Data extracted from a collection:
#####

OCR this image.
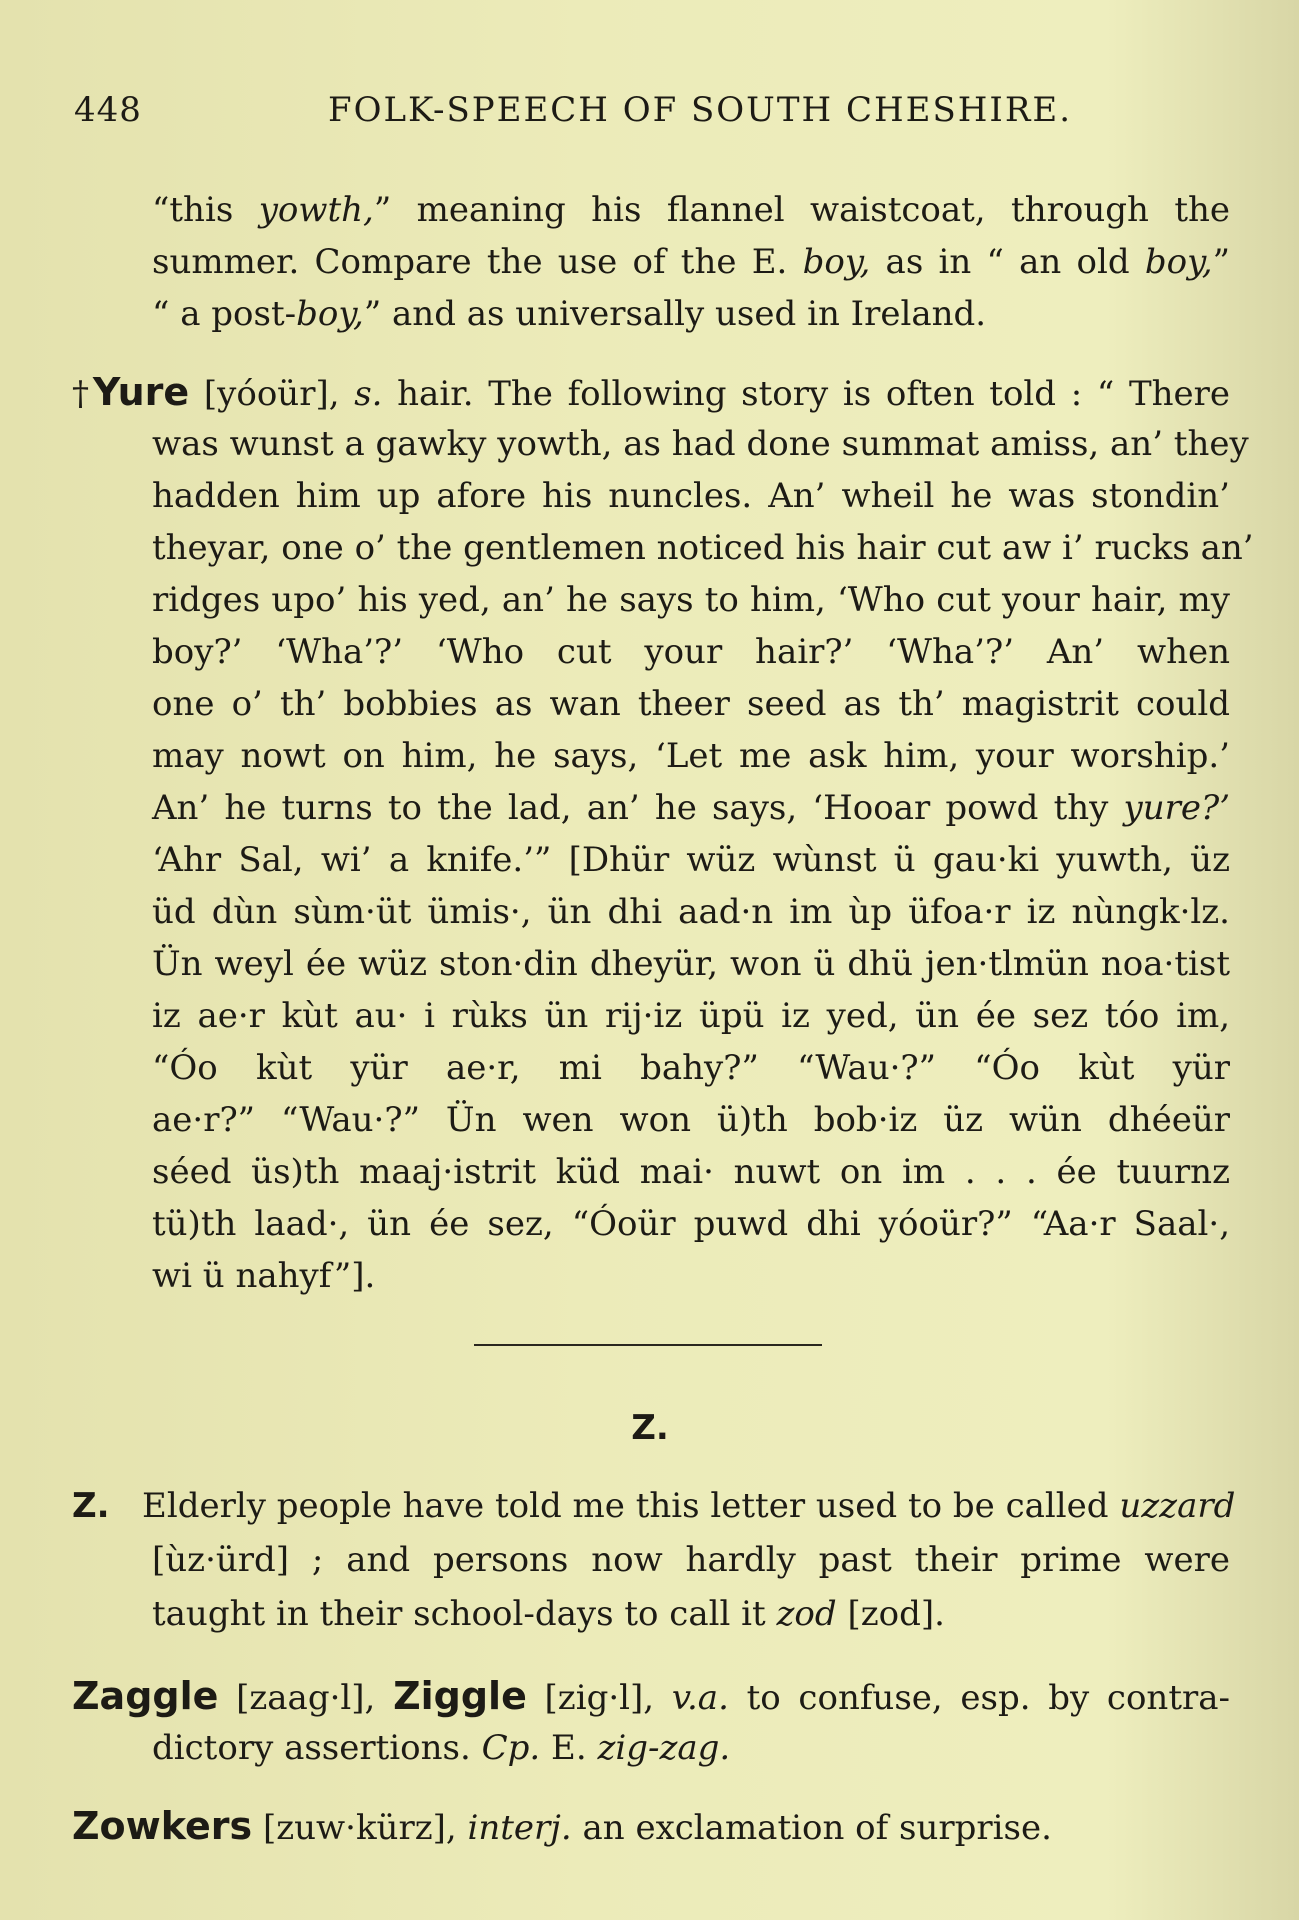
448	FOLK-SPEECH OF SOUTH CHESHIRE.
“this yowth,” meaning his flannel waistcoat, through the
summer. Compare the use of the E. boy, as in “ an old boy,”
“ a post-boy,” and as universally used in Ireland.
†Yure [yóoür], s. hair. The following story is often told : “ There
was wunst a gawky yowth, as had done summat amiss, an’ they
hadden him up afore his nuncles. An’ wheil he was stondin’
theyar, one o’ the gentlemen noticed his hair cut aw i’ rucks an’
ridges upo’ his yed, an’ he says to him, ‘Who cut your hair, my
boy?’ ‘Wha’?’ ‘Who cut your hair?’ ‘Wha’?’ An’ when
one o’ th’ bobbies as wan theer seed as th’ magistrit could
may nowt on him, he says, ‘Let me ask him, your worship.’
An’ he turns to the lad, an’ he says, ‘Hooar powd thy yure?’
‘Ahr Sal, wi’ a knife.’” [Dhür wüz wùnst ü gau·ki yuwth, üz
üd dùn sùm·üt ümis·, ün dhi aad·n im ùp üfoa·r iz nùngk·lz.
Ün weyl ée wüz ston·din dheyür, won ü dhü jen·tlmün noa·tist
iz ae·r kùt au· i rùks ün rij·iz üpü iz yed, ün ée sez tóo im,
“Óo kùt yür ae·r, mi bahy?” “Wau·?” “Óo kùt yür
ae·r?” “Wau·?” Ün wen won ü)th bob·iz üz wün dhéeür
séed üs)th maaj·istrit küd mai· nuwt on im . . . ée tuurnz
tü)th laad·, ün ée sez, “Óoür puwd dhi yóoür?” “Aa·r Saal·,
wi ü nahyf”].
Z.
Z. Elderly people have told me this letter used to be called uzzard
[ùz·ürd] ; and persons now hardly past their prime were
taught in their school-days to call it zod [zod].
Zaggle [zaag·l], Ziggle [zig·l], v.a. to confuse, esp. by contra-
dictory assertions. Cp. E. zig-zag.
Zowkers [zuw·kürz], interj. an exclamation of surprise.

#####

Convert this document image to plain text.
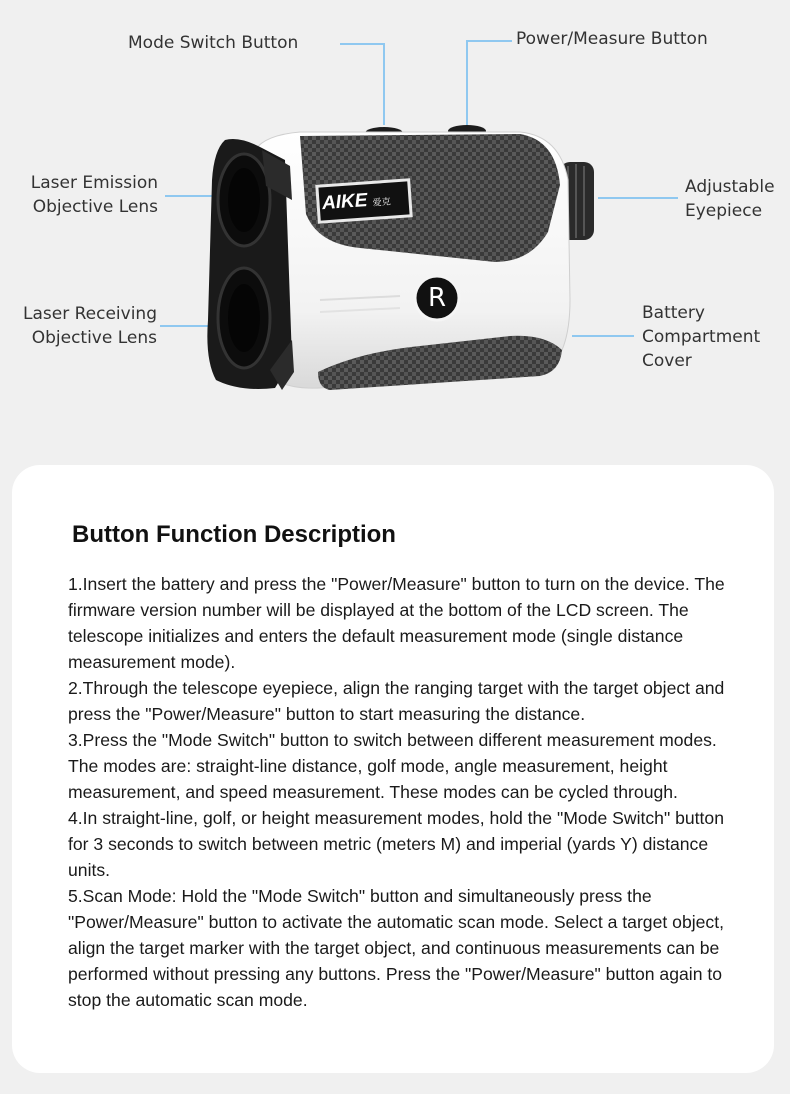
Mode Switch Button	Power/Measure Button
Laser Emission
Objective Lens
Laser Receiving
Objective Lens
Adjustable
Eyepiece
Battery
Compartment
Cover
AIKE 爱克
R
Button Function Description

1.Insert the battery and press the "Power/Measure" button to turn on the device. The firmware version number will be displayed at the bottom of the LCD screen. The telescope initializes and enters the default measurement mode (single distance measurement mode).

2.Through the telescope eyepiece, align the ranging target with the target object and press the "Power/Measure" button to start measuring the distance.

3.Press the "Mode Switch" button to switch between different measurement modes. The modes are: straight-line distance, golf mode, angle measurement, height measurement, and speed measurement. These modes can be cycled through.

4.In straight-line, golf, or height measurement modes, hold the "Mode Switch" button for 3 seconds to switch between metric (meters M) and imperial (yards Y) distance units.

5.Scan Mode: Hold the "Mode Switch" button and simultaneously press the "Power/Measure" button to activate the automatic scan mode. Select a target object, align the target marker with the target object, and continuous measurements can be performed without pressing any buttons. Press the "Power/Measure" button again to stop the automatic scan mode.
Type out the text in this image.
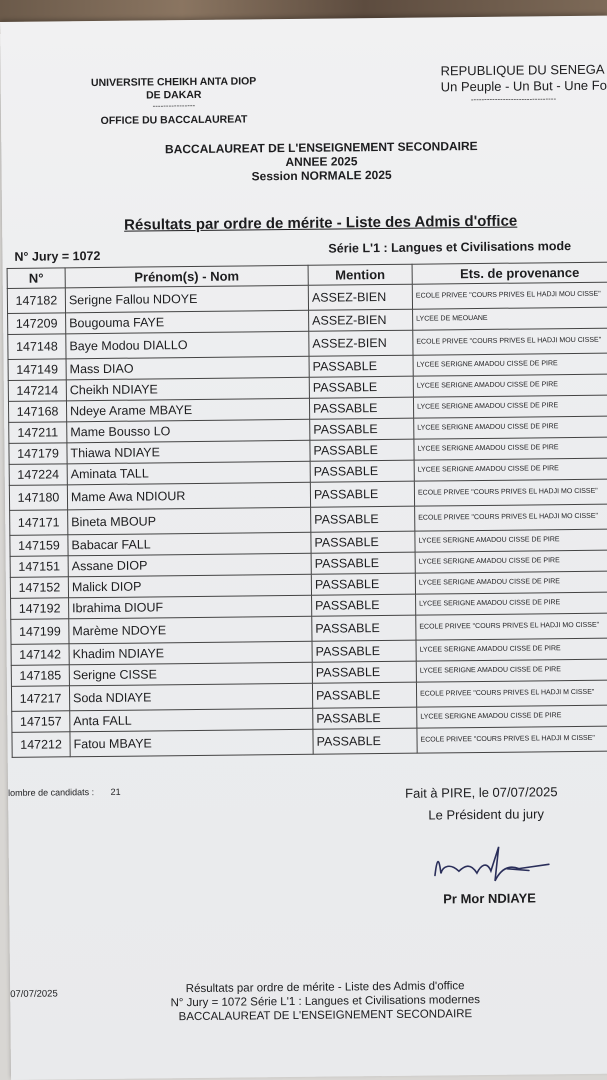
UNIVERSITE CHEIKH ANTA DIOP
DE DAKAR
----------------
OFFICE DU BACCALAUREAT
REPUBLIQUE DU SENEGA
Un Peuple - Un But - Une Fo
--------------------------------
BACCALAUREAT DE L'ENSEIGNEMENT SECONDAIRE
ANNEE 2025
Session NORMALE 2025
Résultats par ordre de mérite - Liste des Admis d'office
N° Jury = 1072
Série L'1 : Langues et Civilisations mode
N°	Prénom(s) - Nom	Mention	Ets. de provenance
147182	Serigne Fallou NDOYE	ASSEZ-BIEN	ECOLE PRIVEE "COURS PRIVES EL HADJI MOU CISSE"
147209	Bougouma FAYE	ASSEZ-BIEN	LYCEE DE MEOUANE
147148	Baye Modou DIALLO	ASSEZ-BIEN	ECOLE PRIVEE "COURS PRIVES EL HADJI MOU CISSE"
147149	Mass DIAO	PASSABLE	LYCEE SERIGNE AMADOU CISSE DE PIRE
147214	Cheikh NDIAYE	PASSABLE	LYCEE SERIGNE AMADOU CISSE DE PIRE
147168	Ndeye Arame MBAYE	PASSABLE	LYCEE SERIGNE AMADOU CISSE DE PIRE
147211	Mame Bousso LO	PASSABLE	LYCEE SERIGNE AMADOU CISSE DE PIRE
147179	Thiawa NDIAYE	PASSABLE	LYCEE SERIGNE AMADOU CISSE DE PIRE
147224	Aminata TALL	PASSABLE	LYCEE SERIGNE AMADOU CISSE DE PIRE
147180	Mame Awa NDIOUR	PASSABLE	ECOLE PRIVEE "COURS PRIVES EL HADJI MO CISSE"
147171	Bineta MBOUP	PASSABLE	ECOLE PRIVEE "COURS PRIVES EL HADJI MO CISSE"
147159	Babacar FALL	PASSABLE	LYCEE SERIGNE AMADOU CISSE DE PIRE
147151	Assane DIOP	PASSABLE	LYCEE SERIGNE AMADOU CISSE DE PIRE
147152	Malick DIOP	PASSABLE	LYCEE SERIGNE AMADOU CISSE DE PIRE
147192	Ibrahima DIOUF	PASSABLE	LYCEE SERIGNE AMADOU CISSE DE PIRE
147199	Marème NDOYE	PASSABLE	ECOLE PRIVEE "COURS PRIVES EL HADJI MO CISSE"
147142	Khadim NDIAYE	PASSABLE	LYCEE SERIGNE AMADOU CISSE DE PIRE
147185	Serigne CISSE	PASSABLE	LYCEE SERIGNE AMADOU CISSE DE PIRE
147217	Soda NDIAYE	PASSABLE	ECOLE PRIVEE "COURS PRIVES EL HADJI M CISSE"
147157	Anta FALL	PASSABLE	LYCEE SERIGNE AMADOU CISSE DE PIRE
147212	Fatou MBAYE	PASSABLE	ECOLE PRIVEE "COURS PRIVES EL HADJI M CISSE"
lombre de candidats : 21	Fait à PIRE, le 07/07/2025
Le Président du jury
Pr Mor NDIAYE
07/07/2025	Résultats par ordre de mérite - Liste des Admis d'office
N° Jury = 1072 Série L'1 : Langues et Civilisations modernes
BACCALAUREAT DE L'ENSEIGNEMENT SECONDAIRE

#####

Instructions for the task: Lines that hold the word "Résultats" are the ones to return, every one of them.

Solution to this problem:
Résultats par ordre de mérite - Liste des Admis d'office
07/07/2025	Résultats par ordre de mérite - Liste des Admis d'office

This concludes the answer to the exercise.